Locate all lines with the word "Sodium" and copy them out.

※ ※ ※

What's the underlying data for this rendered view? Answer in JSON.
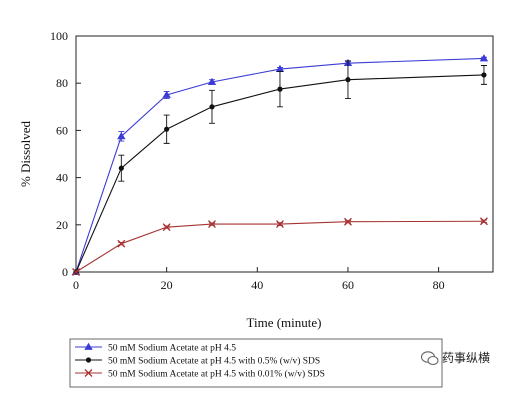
{
  "chart_data": {
    "type": "line",
    "title": "",
    "xlabel": "Time (minute)",
    "ylabel": "% Dissolved",
    "xlim": [
      0,
      92
    ],
    "ylim": [
      0,
      100
    ],
    "x_ticks": [
      0,
      20,
      40,
      60,
      80
    ],
    "y_ticks": [
      0,
      20,
      40,
      60,
      80,
      100
    ],
    "grid": false,
    "legend_position": "bottom-left",
    "series": [
      {
        "name": "50 mM Sodium Acetate at pH 4.5",
        "color": "#3b3bd6",
        "marker": "triangle",
        "x": [
          0,
          10,
          20,
          30,
          45,
          60,
          90
        ],
        "y": [
          0,
          57.5,
          75,
          80.5,
          86,
          88.5,
          90.5
        ],
        "err": [
          0,
          2,
          1.5,
          1,
          0.7,
          0.6,
          0.5
        ]
      },
      {
        "name": "50 mM Sodium Acetate at pH 4.5 with 0.5% (w/v) SDS",
        "color": "#111111",
        "marker": "circle",
        "x": [
          0,
          10,
          20,
          30,
          45,
          60,
          90
        ],
        "y": [
          0,
          44,
          60.5,
          70,
          77.5,
          81.5,
          83.5
        ],
        "err": [
          0,
          5.5,
          6,
          7,
          7.5,
          8,
          4
        ]
      },
      {
        "name": "50 mM Sodium Acetate at pH 4.5 with 0.01% (w/v) SDS",
        "color": "#a83232",
        "marker": "x",
        "x": [
          0,
          10,
          20,
          30,
          45,
          60,
          90
        ],
        "y": [
          0,
          12,
          19,
          20.3,
          20.3,
          21.3,
          21.5
        ],
        "err": [
          0,
          0.5,
          0.5,
          0.5,
          0.6,
          0.5,
          0.5
        ]
      }
    ]
  },
  "watermark": {
    "icon": "wechat-icon",
    "text": "药事纵横"
  }
}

※ ※ ※

[TASK OUTPUT]
        "name": "50 mM Sodium Acetate at pH 4.5",
        "name": "50 mM Sodium Acetate at pH 4.5 with 0.5% (w/v) SDS",
        "name": "50 mM Sodium Acetate at pH 4.5 with 0.01% (w/v) SDS",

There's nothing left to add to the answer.